DO THIS
Please output the following items exactly as they appear, leaving out the pictures.

--- Begin ---

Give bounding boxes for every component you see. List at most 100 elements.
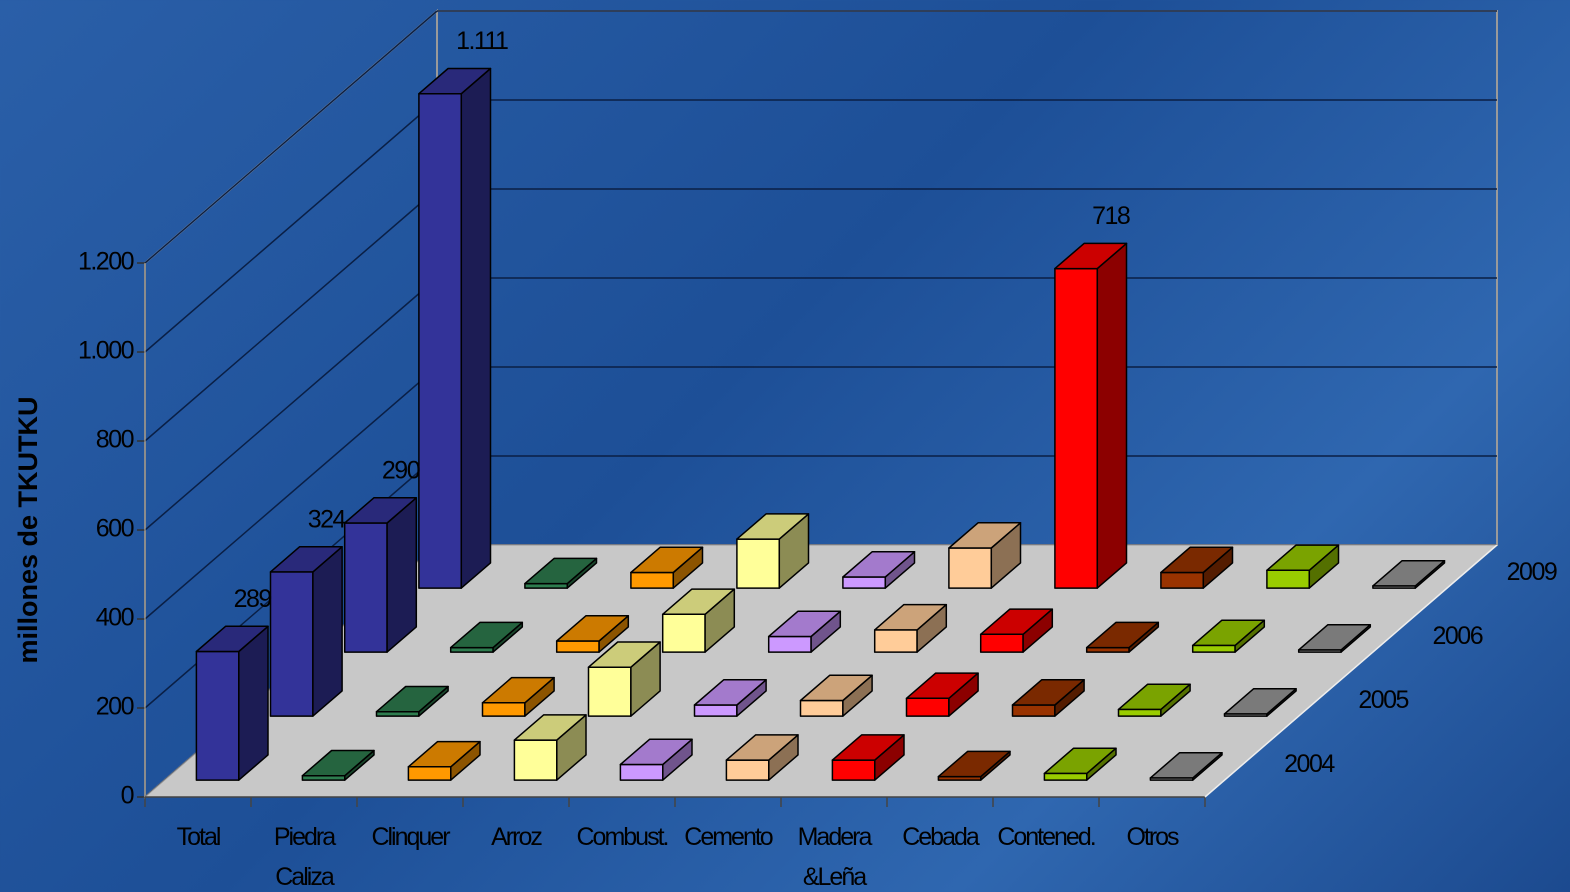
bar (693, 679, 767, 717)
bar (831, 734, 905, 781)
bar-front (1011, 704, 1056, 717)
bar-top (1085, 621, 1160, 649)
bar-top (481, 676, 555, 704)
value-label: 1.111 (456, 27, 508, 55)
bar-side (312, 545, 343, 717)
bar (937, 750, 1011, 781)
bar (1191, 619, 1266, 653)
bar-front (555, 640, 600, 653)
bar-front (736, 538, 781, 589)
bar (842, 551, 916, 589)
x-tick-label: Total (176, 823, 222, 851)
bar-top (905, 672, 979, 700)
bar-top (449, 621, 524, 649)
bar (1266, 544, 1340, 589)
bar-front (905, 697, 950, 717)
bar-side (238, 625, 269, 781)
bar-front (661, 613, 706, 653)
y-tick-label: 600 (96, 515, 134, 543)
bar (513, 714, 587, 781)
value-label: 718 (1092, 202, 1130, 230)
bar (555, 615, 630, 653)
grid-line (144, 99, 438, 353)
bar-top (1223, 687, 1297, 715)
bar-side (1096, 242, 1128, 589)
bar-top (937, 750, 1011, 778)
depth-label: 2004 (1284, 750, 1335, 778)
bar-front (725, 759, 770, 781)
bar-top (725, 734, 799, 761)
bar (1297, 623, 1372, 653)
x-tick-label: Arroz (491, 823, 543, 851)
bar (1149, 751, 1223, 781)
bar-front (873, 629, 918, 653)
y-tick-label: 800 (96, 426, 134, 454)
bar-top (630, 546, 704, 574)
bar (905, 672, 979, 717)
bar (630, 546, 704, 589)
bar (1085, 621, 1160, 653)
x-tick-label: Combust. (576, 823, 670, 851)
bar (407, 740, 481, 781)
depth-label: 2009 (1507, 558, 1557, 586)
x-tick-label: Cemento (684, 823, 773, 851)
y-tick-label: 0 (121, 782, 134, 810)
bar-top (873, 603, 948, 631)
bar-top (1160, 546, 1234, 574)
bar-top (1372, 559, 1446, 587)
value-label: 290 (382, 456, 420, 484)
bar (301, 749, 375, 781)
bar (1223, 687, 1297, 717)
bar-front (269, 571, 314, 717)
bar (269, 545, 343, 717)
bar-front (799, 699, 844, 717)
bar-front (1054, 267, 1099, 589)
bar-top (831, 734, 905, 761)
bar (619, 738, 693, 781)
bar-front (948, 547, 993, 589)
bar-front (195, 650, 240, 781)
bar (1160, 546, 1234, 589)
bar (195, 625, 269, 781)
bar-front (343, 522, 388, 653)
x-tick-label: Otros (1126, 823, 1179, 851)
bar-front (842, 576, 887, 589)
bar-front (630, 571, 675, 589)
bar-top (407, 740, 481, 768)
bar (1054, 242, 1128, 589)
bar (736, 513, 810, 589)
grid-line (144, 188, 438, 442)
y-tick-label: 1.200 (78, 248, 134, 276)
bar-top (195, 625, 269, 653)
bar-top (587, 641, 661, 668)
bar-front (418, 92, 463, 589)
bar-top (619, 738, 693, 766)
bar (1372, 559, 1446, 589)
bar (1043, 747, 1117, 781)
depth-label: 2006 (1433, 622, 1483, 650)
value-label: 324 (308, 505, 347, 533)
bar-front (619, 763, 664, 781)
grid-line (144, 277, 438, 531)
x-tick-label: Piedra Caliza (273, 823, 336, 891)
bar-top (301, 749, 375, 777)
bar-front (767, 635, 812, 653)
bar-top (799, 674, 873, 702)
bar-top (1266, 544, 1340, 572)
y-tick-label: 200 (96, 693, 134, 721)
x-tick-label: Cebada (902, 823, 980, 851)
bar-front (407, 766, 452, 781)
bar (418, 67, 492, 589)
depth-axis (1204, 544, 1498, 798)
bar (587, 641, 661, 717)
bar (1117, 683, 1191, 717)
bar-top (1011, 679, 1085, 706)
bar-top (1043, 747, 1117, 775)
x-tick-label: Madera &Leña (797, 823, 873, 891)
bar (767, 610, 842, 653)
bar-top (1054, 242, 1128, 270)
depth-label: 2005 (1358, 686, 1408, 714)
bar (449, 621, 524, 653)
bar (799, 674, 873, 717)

--- End ---

PROBLEM SOLUTION
Give bounding boxes for every component you see. List at most 100 elements.
bar (693, 679, 767, 717)
bar (831, 734, 905, 781)
bar-front (1011, 704, 1056, 717)
bar-top (1085, 621, 1160, 649)
bar-top (481, 676, 555, 704)
value-label: 1.111 (456, 27, 508, 55)
bar-side (312, 545, 343, 717)
bar (937, 750, 1011, 781)
bar (1191, 619, 1266, 653)
bar-front (555, 640, 600, 653)
bar-front (736, 538, 781, 589)
bar (842, 551, 916, 589)
x-tick-label: Total (176, 823, 222, 851)
bar-top (905, 672, 979, 700)
bar-top (449, 621, 524, 649)
bar (1266, 544, 1340, 589)
bar-front (905, 697, 950, 717)
bar-side (238, 625, 269, 781)
bar-front (661, 613, 706, 653)
y-tick-label: 600 (96, 515, 134, 543)
bar (513, 714, 587, 781)
value-label: 718 (1092, 202, 1130, 230)
bar (555, 615, 630, 653)
grid-line (144, 99, 438, 353)
bar-top (1223, 687, 1297, 715)
bar-side (1096, 242, 1128, 589)
bar-top (937, 750, 1011, 778)
depth-label: 2004 (1284, 750, 1335, 778)
bar-front (725, 759, 770, 781)
bar-top (725, 734, 799, 761)
bar (1297, 623, 1372, 653)
x-tick-label: Arroz (491, 823, 543, 851)
bar (1149, 751, 1223, 781)
bar-front (873, 629, 918, 653)
y-tick-label: 800 (96, 426, 134, 454)
bar-top (630, 546, 704, 574)
bar (905, 672, 979, 717)
bar (630, 546, 704, 589)
bar (1085, 621, 1160, 653)
x-tick-label: Combust. (576, 823, 670, 851)
bar (407, 740, 481, 781)
depth-label: 2009 (1507, 558, 1557, 586)
x-tick-label: Cemento (684, 823, 773, 851)
y-tick-label: 0 (121, 782, 134, 810)
bar-top (873, 603, 948, 631)
bar-top (1160, 546, 1234, 574)
bar-top (1372, 559, 1446, 587)
value-label: 290 (382, 456, 420, 484)
bar (301, 749, 375, 781)
bar (1223, 687, 1297, 717)
bar-front (269, 571, 314, 717)
bar (269, 545, 343, 717)
bar-front (799, 699, 844, 717)
bar-front (1054, 267, 1099, 589)
bar-top (831, 734, 905, 761)
bar (619, 738, 693, 781)
bar-front (948, 547, 993, 589)
bar-front (195, 650, 240, 781)
bar (1160, 546, 1234, 589)
bar (195, 625, 269, 781)
bar-front (343, 522, 388, 653)
x-tick-label: Otros (1126, 823, 1179, 851)
bar-front (842, 576, 887, 589)
bar-front (630, 571, 675, 589)
bar-top (407, 740, 481, 768)
bar (1054, 242, 1128, 589)
bar (736, 513, 810, 589)
grid-line (144, 188, 438, 442)
y-tick-label: 1.200 (78, 248, 134, 276)
bar-top (195, 625, 269, 653)
bar-top (587, 641, 661, 668)
bar-front (418, 92, 463, 589)
bar-top (619, 738, 693, 766)
bar (1372, 559, 1446, 589)
bar (1043, 747, 1117, 781)
depth-label: 2006 (1433, 622, 1483, 650)
value-label: 324 (308, 505, 347, 533)
bar-front (619, 763, 664, 781)
grid-line (144, 277, 438, 531)
x-tick-label: Piedra Caliza (273, 823, 336, 891)
bar-top (301, 749, 375, 777)
bar-front (767, 635, 812, 653)
bar-top (799, 674, 873, 702)
bar-top (1266, 544, 1340, 572)
y-tick-label: 200 (96, 693, 134, 721)
x-tick-label: Cebada (902, 823, 980, 851)
bar-front (407, 766, 452, 781)
bar (418, 67, 492, 589)
depth-axis (1204, 544, 1498, 798)
bar (587, 641, 661, 717)
bar (1117, 683, 1191, 717)
bar-top (1011, 679, 1085, 706)
bar-top (1043, 747, 1117, 775)
x-tick-label: Madera &Leña (797, 823, 873, 891)
bar (767, 610, 842, 653)
bar-top (1054, 242, 1128, 270)
depth-label: 2005 (1358, 686, 1408, 714)
bar (449, 621, 524, 653)
bar (799, 674, 873, 717)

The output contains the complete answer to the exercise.